## Source extract
[start]

Frequent Central Rule
Barring a few governments in Jammu and Kashmir that disagreed with the centre on certain issues, almost every leader tried to be in good books of the 7-Race Course Road. Still, Jammu and Kashmir had eight instances of landing into the centre’s remote rule for one or the other reason. Post-1947, the Government of India ruled Jammu and Kashmir directly for nearly 14 years.
However, two spells of direct rule have been very long. The first, was when Dr Farooq Abdullah resigned on January 18, 1990, in protest against the appointment of Jagmohan Malhotra as the governor. His appointment by none other than Mufti Mohammad Sayeed, then Home Minister, was a major intervention that added to the prevailing chaos in Kashmir. Dr Abdullah returned as Chief Minister on October 9, 1996, after six years and nine months of a long spell of governor’s rule.
The next protracted spell started on June 19, 2019, when Mehbooba Mufti resigned after her ally, BJP pulled out of the ‘polar’ alliance. Jammu and Kashmir continue to be under the governor’s rule and the indications suggest it would match, if not cross the last spell. So far, there is no indication of an assembly election in Jammu and Kashmir.
Two Long Spells
The two gubernatorial regimes, however, are completely different, and, in more ways, contrarian to each other. In the last spell that started in the 1990s, the government in Delhi was desperate to have an elected government in place in Jammu and Kashmir. The successive governments put in all efforts to assemble the political forces across ideological and political lines to get them back home, mobilise the masses and push them towards an election. They were asked to mend fences with each other as it was in the national interest.
That was a different era. “One day, Dr Farooq Abdullah invited all of us to an outing to Gulmarg,” one NC leader, who was a former minister, said. “There, we saw a group of people busy cutting grass. I went to talk to them and they fled.” He said the people were “unwilling to even talk” and that was the reason why the political forces were also not so happy to pay for the costs.
The government in Delhi offered the political class every facility required for reconnecting with the people. They were given security and accommodation, and their movement was facilitated. In order to give them something to sell to the people, they were assured of autonomy with the sky as the limit. This gave them the advantage to move out and revive the broken bonds with the people. They had actually lost the connection as the eruption of militancy in 1990 led them to flee Kashmir. Holding an election in the worst militancy of the era was a gigantic exercise that cost too many lives as militancy was at its peak. The situation was horrifying as nobody knew if Kashmir was supposed to open or stay closed.
The ongoing spell of the remote rule, however, is a complete reversal. The people and the political class want an election. Apparently, the militancy has ebbed to an all-time low. The peace on the ground is so visible that Kashmir has broken all records in tourist arrivals. There has not been a strike for a single day in many years now.

[end]

## Dataset
[start]

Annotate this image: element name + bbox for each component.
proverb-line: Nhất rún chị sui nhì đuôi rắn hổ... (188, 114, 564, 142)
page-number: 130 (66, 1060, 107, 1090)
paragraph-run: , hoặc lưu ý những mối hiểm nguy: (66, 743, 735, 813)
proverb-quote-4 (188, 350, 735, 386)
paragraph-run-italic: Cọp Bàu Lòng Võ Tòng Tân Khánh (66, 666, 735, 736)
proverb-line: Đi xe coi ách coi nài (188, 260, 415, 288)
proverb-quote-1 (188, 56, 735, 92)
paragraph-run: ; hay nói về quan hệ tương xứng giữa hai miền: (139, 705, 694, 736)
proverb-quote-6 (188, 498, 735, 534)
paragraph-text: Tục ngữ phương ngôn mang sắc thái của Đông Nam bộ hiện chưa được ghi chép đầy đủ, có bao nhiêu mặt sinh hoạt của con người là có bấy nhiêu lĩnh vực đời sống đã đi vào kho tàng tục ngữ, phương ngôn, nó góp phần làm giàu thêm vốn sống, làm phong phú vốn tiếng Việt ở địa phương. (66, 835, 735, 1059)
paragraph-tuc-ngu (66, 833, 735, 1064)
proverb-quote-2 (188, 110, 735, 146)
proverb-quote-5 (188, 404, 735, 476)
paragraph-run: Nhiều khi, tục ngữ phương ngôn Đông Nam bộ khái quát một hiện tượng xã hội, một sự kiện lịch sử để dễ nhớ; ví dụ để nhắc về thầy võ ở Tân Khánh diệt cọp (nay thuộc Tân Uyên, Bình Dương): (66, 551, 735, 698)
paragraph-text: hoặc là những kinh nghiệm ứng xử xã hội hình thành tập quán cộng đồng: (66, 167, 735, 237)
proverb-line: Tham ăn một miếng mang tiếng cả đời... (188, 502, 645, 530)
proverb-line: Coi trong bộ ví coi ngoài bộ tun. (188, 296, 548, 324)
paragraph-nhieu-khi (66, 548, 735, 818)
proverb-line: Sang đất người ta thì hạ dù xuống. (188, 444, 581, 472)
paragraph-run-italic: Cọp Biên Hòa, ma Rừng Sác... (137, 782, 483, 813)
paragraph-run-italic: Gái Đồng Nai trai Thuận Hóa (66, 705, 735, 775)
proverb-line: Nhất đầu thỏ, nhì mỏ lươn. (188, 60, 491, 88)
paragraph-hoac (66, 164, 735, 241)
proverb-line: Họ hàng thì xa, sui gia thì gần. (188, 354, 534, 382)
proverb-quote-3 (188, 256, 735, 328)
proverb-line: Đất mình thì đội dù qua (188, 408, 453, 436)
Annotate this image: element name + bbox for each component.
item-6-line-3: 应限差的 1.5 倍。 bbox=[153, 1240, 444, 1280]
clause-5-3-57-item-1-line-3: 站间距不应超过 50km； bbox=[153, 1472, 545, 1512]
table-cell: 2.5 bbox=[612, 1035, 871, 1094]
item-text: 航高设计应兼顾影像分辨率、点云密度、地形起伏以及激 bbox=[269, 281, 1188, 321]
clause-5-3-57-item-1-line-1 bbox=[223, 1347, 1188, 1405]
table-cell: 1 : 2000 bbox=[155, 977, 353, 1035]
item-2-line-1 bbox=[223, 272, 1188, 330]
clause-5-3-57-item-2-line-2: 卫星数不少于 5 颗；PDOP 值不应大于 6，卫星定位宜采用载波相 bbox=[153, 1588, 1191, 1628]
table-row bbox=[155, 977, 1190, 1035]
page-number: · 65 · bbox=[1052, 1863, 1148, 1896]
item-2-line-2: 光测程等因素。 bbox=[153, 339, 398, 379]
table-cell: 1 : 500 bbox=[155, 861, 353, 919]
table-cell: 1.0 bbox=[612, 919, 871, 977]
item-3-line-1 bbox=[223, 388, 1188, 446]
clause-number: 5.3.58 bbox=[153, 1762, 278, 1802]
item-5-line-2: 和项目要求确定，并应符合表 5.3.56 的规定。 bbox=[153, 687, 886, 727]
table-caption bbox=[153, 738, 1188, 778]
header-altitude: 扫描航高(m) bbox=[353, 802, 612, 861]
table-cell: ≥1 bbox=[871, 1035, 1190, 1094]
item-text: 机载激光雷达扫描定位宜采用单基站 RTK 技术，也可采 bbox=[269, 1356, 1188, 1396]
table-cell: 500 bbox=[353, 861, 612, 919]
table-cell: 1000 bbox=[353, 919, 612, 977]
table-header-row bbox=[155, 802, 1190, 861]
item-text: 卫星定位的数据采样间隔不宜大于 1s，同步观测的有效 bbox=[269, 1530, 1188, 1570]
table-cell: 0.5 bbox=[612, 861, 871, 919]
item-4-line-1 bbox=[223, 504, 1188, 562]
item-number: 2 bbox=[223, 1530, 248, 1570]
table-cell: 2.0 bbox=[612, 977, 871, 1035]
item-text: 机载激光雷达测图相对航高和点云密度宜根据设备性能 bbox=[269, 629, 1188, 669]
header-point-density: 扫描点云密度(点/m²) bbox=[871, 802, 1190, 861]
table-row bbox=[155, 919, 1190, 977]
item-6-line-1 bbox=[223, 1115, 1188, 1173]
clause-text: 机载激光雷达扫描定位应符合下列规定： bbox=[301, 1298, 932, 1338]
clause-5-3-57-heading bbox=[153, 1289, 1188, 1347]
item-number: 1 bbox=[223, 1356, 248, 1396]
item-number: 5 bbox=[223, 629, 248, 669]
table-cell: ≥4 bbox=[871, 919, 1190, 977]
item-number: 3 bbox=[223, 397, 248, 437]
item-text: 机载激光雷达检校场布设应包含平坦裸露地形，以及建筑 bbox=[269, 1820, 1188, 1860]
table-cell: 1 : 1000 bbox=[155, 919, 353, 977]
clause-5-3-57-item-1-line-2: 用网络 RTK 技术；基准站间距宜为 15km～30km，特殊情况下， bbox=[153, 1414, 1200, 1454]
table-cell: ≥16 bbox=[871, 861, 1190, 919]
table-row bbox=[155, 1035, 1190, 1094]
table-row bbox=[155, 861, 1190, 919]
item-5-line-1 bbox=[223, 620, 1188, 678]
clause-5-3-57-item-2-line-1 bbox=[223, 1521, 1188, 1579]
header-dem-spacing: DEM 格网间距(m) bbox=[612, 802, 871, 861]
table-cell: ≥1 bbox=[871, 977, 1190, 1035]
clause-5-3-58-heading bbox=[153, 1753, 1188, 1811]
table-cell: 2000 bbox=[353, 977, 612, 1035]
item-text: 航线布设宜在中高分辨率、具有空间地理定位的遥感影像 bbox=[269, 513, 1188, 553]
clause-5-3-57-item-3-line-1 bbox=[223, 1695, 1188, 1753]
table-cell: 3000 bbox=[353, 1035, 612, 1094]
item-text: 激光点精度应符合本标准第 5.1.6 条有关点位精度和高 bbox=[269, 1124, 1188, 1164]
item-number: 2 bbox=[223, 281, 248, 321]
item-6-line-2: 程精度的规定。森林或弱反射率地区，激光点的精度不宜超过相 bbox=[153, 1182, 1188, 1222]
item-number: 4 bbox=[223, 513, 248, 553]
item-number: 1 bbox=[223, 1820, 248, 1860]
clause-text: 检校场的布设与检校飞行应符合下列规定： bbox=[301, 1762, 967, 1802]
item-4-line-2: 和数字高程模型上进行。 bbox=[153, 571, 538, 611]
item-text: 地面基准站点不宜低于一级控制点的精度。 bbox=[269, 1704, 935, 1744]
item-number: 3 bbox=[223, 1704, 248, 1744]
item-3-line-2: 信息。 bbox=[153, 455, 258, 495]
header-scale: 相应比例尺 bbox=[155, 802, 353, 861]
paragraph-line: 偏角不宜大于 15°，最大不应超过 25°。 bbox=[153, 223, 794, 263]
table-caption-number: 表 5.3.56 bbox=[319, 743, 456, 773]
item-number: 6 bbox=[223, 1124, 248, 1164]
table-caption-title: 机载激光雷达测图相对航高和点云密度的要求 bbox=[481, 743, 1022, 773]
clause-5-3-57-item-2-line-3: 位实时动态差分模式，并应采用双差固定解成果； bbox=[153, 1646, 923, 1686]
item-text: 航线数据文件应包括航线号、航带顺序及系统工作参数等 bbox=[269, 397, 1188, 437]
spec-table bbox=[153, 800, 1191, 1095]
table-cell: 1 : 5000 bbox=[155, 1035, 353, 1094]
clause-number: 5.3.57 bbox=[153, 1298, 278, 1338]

[end]
[start]

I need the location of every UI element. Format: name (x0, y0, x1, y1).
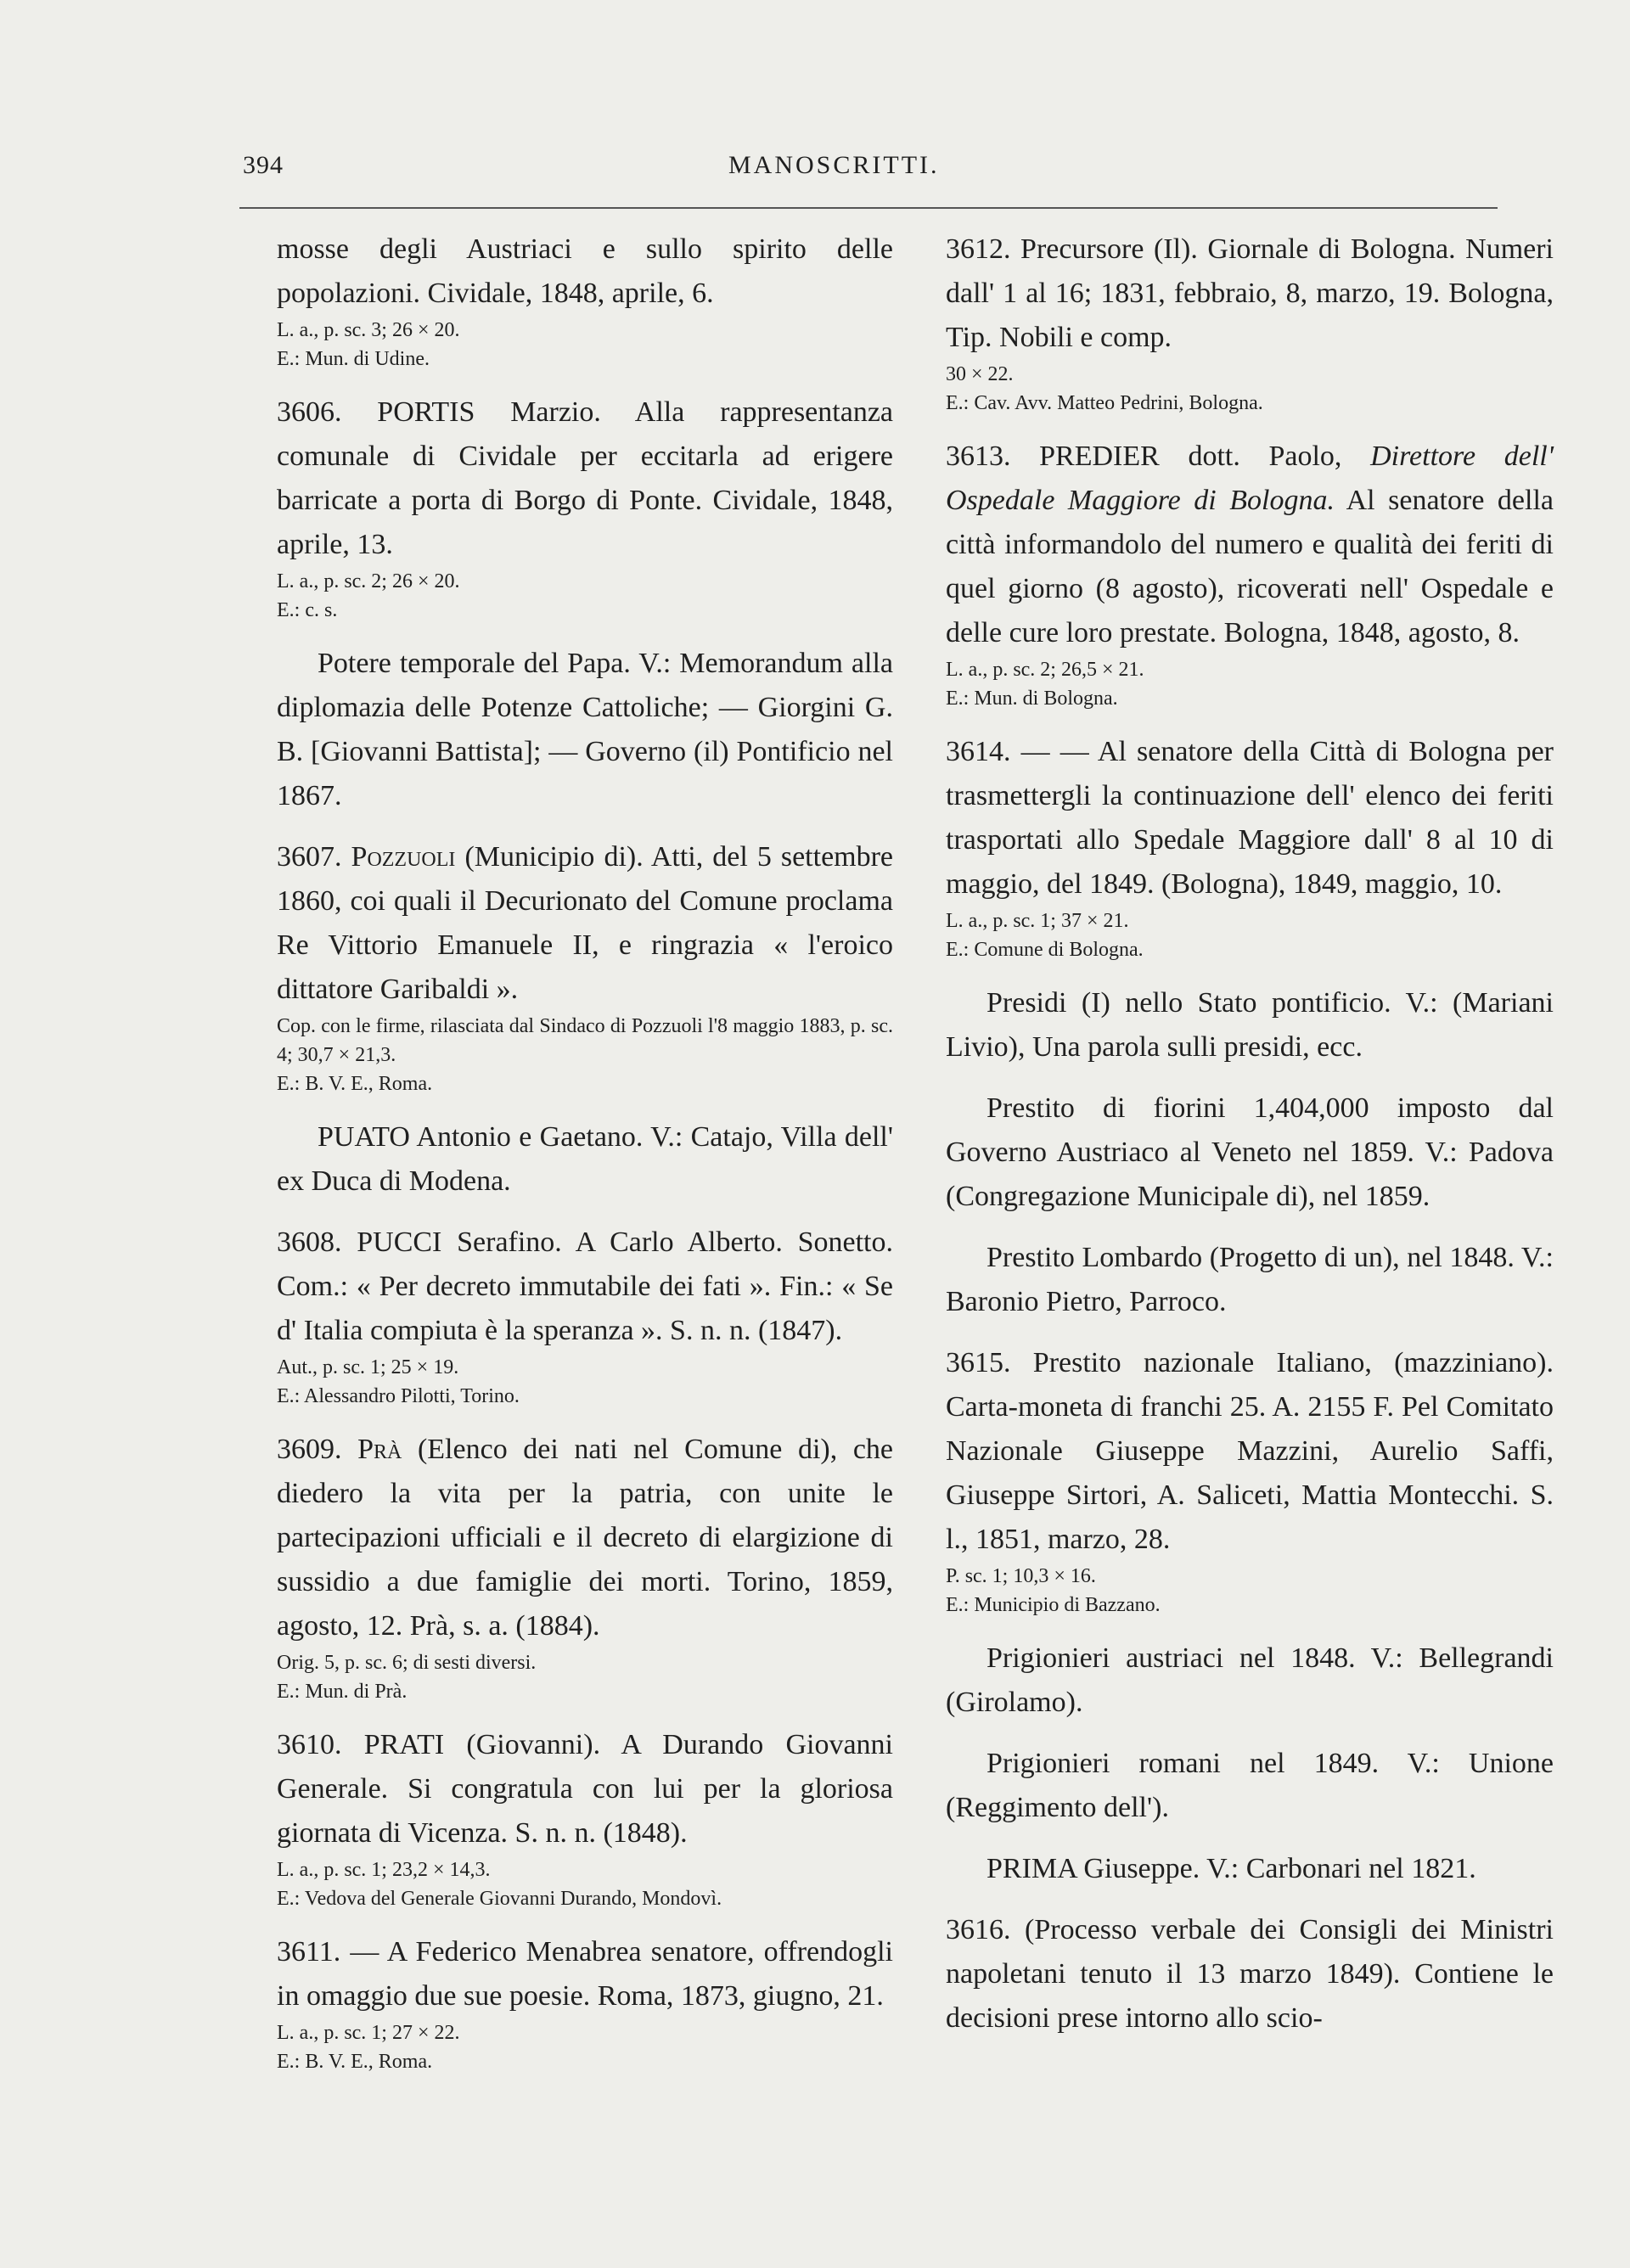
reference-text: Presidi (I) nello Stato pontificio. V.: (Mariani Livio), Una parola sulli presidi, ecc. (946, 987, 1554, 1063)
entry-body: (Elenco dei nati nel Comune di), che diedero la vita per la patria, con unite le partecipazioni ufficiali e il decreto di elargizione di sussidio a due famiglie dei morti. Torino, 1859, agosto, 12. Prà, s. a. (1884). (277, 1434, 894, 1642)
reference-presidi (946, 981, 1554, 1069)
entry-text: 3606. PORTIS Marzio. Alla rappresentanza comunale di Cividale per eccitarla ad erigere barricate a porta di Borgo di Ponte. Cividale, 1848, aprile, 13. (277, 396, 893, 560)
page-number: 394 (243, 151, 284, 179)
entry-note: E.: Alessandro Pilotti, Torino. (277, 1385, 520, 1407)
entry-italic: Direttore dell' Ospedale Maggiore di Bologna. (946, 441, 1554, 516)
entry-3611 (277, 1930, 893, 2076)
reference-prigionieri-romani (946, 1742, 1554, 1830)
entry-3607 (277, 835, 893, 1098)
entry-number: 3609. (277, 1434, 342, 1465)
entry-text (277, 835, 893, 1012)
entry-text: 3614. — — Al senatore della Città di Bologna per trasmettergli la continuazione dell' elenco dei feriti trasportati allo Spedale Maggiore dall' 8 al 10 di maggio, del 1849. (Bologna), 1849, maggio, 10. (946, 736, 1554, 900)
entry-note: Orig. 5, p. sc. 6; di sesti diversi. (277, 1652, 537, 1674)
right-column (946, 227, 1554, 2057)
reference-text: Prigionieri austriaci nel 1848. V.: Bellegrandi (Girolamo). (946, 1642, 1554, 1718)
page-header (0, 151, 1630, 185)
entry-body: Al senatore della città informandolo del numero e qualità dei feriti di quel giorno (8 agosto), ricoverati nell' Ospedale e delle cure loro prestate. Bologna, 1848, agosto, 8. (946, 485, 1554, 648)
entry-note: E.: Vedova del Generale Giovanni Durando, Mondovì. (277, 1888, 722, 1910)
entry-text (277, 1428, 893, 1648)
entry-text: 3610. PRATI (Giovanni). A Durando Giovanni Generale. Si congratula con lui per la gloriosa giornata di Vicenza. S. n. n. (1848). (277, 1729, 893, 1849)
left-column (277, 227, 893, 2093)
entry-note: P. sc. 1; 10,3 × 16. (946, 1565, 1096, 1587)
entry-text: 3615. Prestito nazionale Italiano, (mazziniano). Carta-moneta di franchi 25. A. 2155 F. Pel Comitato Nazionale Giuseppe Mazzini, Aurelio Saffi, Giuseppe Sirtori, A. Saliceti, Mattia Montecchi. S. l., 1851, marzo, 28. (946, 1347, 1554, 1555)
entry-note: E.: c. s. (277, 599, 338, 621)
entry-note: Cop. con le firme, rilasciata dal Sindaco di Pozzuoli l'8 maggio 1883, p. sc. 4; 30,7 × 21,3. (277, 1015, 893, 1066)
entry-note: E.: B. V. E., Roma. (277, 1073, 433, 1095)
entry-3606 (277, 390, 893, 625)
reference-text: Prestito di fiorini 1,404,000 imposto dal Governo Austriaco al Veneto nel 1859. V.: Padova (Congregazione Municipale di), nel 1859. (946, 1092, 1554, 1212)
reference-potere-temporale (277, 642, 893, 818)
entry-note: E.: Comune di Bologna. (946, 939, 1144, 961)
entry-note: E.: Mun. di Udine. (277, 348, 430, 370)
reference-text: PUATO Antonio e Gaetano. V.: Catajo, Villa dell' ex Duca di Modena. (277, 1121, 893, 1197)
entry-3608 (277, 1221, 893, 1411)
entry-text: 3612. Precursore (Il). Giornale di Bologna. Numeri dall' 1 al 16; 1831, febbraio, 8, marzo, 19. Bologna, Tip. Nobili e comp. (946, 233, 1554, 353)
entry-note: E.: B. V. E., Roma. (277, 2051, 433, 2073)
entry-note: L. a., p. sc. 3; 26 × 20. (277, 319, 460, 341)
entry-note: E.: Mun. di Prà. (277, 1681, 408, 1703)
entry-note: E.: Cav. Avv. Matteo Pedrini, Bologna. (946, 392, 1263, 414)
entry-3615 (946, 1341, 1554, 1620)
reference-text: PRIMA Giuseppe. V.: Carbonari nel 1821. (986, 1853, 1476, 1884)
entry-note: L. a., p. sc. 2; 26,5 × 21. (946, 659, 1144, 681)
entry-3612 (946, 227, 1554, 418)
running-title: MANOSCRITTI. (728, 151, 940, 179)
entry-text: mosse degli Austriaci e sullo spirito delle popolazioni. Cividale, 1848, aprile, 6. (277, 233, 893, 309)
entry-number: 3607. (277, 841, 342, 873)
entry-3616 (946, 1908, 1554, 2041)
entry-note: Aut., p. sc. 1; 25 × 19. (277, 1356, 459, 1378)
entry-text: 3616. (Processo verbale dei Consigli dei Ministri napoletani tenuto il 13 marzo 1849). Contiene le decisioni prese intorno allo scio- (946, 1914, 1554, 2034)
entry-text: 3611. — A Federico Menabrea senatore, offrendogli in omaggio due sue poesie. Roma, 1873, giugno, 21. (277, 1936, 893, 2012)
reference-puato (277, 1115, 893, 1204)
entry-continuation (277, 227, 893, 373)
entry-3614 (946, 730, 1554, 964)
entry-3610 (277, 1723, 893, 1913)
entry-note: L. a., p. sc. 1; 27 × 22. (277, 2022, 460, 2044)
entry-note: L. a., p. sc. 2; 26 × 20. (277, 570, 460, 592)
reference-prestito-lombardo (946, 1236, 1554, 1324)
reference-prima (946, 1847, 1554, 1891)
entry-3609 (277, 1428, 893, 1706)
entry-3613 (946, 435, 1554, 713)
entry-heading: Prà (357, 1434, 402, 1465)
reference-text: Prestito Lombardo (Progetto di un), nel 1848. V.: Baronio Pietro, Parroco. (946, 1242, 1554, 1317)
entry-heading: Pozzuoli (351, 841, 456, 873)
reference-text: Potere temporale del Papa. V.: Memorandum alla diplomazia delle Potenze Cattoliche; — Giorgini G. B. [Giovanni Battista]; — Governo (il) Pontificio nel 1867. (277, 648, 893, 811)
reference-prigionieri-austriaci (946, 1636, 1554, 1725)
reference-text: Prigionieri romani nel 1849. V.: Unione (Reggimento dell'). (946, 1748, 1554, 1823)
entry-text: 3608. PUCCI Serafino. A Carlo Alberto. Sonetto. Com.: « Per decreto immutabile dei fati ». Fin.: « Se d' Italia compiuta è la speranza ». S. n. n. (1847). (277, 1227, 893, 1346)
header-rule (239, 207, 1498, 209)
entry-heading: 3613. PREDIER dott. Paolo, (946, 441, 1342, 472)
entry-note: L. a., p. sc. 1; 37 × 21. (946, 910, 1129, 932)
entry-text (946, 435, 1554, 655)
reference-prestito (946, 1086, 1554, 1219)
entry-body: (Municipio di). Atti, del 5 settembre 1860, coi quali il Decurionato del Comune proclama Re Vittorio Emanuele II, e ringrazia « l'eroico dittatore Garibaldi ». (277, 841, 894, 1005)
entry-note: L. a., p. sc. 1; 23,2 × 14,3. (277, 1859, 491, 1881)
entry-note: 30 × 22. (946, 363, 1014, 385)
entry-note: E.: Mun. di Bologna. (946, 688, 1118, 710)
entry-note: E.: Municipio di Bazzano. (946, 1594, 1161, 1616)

[end]

## What is required
Update the text on central rule in Jammu and Kashmir by reproducing it from the words "Frequent Central Rule" through "nearly 14 years.", replacing "centre" with "Union government" wherever it occurs.

## Solution to this problem
Frequent Central Rule
Barring a few governments in Jammu and Kashmir that disagreed with the Union government on certain issues, almost every leader tried to be in good books of the 7-Race Course Road. Still, Jammu and Kashmir had eight instances of landing into the Union government’s remote rule for one or the other reason. Post-1947, the Government of India ruled Jammu and Kashmir directly for nearly 14 years.